La démocratie représentative est-elle en crise aujourd’hui en France ? Plusieurs indicateurs semblent l’indiquer : accroissement constant du taux d’abstentionnistes aux différentes élections, discrédit des hommes politiques, ou encore hémorragie militante, syndicale et rejet des partis politiques. La « représentation » et le discours sur sa supposée « crise » semblent se prolonger depuis maintenant un siècle. Le surgissement cyclique de ce discours des acteurs politiques questionne sur un fantasme socialement et politiquement situé qui participe à associer la démocratie à la délégation politique par l’opération électorale, de telle sorte que les mandants ne s’exprimeraient que par la voix de leurs représentants.
Pourtant, des expériences récentes comme Nuit debout, le mouvement des Indignés dans le monde ou la revendication des gilets jaunes pour le référendum d’initiative citoyenne témoignent de la vivacité des critiques sur le recul démocratique et du véritable désir de changement. L’implication croissante dans la vie associative, le développement des formes alternatives de travail et de production de l’économie sociale et solidaire ou la recrudescence d’articles scientifiques et d’essais politiques sur le tirage au sort, le municipalisme, l’assembléisme, la démocratie participative sont autant de signes de la capacité collective à innover et repenser un système représentatif impératif, une démocratie directe et un partage des pouvoirs au sein de l’entreprise.

* **Données**:
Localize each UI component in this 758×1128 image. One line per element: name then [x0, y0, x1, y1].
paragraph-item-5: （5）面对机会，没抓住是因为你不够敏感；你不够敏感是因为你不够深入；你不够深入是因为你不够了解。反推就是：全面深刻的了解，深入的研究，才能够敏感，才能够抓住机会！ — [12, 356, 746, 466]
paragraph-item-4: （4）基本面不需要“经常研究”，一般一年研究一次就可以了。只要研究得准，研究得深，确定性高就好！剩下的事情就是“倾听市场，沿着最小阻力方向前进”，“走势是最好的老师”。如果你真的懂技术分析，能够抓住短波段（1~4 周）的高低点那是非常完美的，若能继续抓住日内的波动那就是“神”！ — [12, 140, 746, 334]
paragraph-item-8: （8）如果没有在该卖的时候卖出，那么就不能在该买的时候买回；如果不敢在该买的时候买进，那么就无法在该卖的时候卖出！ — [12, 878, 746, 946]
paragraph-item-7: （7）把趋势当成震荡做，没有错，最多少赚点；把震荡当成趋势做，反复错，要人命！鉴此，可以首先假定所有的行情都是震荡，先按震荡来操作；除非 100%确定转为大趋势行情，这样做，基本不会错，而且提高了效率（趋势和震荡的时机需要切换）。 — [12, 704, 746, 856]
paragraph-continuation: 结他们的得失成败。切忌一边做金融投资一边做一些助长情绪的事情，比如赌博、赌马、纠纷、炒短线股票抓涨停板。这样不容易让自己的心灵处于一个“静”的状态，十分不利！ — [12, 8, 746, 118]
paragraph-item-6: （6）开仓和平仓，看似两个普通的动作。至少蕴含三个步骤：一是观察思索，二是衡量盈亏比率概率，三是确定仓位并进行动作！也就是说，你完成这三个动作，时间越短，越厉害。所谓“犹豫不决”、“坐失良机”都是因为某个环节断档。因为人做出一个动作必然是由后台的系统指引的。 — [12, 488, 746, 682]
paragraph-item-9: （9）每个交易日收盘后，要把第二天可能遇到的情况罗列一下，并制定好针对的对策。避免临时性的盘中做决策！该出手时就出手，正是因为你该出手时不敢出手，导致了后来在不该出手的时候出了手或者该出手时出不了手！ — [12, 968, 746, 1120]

* **Objectif de l'exercice**:
Recopiez le passage sur la démocratie représentative entre « Pourtant, des expériences » et « sein de l’entreprise. » inclus, en remplaçant « vivacité » par « force ». Ces données proviennent d'une autre source.

* **Réponse complète**:
Pourtant, des expériences récentes comme Nuit debout, le mouvement des Indignés dans le monde ou la revendication des gilets jaunes pour le référendum d’initiative citoyenne témoignent de la force des critiques sur le recul démocratique et du véritable désir de changement. L’implication croissante dans la vie associative, le développement des formes alternatives de travail et de production de l’économie sociale et solidaire ou la recrudescence d’articles scientifiques et d’essais politiques sur le tirage au sort, le municipalisme, l’assembléisme, la démocratie participative sont autant de signes de la capacité collective à innover et repenser un système représentatif impératif, une démocratie directe et un partage des pouvoirs au sein de l’entreprise.